:: SELECTED EXTRACT ::
■ ■ ■
Next Generation Hadoop Operations

Next-Generation Hadoop
Operations
What’s ahead in the next 12 months
for Hadoop cluster administration

Andrew Ryan
AppOps Engineer
Feb 16, 2011

Agenda
Hadoop operations @Facebook: an
1 overview

2 Existing operational best practices
The challenges ahead: new directions in
3 Hadoop

4 Emerging operational best practices

5 Conclusions and next steps

Hadoop Operations @Facebook
▪  Lean staffing, fast moving, highly leveraged
▪  Basic oncall structure:
▪  Level 1: 24x7 sysadmin team (“SRO”) for whole site
▪  Level 2: 2 people (“AppOps”) trading 1-week oncall shifts
▪  Level 3: 4 different Hadoop dev subteams with 1-week rotations
▪  Plus oncalls from other adjunct teams: SiteOps for machine
repairs, NetEng for network, etc.
▪  Every engineer @FB is issued a cell phone and expected to be
available in emergencies and/or if they make a change to a
production system or code.

Operational gaps in Hadoop
Our best practices address all these gaps
▪  Hardware selection, preparation, and configuration
▪  Installation/packaging
▪  Upgrades
▪  Autostart/start/stop/restart/status as correct UNIX user
▪  Node level application and system monitoring
▪  Cluster-level and job-level monitoring
▪  Integrated log viewing/tailing/grepping
▪  Fast, reliable, centrally logged cluster-level shell ( != slaves.sh)

Existing operational best practices (1)
Sysadmin
▪  All the stuff you would do for a large distributed system but especially…
▪  Failed/failing hardware is your biggest enemy. FIND IT AND FIX IT, OR
GET IT OUT OF YOUR CLUSTERS! (the ‘excludes’ file is your friend)
▪  Regularly run every possible diagnostic to safely scan for bad hardware
▪  Identify and remove “repeat offender” hardware

▪  Fail fast, recover quickly, small things add up in big clusters:
▪  RHEL/Centos kickstart steals your disk space (1.5%-3%+ per disk)
▪  No swap + vm.panic_on_oom=1 + kernel.kdb=0 for “fast auto reboot
on OOM”
▪  Never fsck ext3 data drives unless Hadoop says you have to

Sysadmin example
Identifying your “America’s Most Wanted” pays off

Tooling
▪  Maintain a central registry of clusters, nodes, and each node’s role in
the cluster, integrated with your service/asset management platform
▪  Build centrally maintained tools to:
▪  Start/stop/restart/autostart daemons on hosts (hadoopctl)
▪  View/grep/tail daemon logs on hosts (hadooplog)
▪  Start/stop, or execute commands on entire clusters (clusterctl)
▪  Manage excludes files based on repair status (excluderator)
■ ■ ■
:: RECORDS PROVIDED ::
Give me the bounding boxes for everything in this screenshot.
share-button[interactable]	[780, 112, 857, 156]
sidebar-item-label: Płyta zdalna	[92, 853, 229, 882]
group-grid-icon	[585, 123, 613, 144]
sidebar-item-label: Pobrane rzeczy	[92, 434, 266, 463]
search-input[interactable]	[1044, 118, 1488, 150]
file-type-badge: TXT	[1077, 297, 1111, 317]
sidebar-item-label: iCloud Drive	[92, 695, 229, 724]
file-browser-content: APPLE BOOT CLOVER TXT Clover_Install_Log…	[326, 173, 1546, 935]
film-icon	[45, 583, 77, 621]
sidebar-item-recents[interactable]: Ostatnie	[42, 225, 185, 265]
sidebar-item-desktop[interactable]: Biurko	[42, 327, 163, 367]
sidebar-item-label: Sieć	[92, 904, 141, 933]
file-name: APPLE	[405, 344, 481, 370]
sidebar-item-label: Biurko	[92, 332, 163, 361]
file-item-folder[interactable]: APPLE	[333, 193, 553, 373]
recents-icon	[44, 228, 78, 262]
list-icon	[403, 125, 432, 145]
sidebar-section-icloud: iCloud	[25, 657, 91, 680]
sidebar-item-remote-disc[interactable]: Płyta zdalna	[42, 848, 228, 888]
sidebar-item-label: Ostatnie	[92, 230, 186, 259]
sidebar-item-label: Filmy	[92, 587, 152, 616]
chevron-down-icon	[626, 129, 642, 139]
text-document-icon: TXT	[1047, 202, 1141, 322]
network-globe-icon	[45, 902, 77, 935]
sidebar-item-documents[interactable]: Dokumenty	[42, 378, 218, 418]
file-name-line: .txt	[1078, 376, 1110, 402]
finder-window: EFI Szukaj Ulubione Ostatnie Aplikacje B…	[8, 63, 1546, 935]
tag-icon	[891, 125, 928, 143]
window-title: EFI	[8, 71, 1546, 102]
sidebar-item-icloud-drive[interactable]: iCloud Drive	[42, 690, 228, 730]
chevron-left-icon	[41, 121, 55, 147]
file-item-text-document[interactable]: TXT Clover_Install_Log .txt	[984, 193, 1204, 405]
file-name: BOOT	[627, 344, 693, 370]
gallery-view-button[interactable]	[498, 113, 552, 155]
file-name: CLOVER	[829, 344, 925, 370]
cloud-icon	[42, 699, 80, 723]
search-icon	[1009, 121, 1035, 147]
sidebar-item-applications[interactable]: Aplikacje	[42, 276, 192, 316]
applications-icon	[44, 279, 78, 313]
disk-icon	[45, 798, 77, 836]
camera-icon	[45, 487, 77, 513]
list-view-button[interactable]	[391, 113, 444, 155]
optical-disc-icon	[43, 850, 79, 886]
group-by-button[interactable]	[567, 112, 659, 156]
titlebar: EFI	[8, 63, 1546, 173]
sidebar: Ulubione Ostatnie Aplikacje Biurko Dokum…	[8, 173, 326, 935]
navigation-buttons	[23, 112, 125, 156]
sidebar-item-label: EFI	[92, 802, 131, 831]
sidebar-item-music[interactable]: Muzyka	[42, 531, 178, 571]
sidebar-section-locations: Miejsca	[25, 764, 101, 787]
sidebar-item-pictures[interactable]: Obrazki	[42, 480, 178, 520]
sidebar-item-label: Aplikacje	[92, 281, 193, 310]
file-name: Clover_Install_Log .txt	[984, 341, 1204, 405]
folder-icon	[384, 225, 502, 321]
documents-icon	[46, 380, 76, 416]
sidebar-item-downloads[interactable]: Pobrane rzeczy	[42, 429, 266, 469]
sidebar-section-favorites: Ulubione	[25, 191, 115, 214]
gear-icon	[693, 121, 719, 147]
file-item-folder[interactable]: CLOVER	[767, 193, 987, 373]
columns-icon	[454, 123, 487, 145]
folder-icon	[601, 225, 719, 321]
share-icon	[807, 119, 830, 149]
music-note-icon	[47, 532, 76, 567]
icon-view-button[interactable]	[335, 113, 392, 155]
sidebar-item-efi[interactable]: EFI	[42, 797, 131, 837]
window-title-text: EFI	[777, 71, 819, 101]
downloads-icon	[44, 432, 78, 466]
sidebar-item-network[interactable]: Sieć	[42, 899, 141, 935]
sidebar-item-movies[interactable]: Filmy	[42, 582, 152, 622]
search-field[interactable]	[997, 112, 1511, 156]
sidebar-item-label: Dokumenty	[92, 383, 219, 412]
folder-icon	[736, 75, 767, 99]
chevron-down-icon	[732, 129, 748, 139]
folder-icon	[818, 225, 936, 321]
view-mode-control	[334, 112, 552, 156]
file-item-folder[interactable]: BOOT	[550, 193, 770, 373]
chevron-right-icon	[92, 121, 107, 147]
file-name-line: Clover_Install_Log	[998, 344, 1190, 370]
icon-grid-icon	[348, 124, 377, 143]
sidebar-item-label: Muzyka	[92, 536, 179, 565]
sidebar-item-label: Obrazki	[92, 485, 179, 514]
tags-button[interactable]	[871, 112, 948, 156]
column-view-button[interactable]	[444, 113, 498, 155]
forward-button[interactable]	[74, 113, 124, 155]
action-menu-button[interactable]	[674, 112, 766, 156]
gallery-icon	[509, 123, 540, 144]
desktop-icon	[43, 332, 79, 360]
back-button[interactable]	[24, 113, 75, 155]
■ ■ ■
:: TASK DIRECTIONS ::
Answer these questions from the Hadoop operations slides:
(a) How many people make up the Level 2 "AppOps" oncall, and how long are their shifts?
(b) How much disk space per disk does RHEL/Centos kickstart take?
(c) Which tool manages excludes files based on repair status?
The entries were taken from a different source.

:: EXERCISE RESULT ::
(a) Two people, trading 1-week oncall shifts.
(b) 1.5%-3%+ per disk.
(c) excluderator.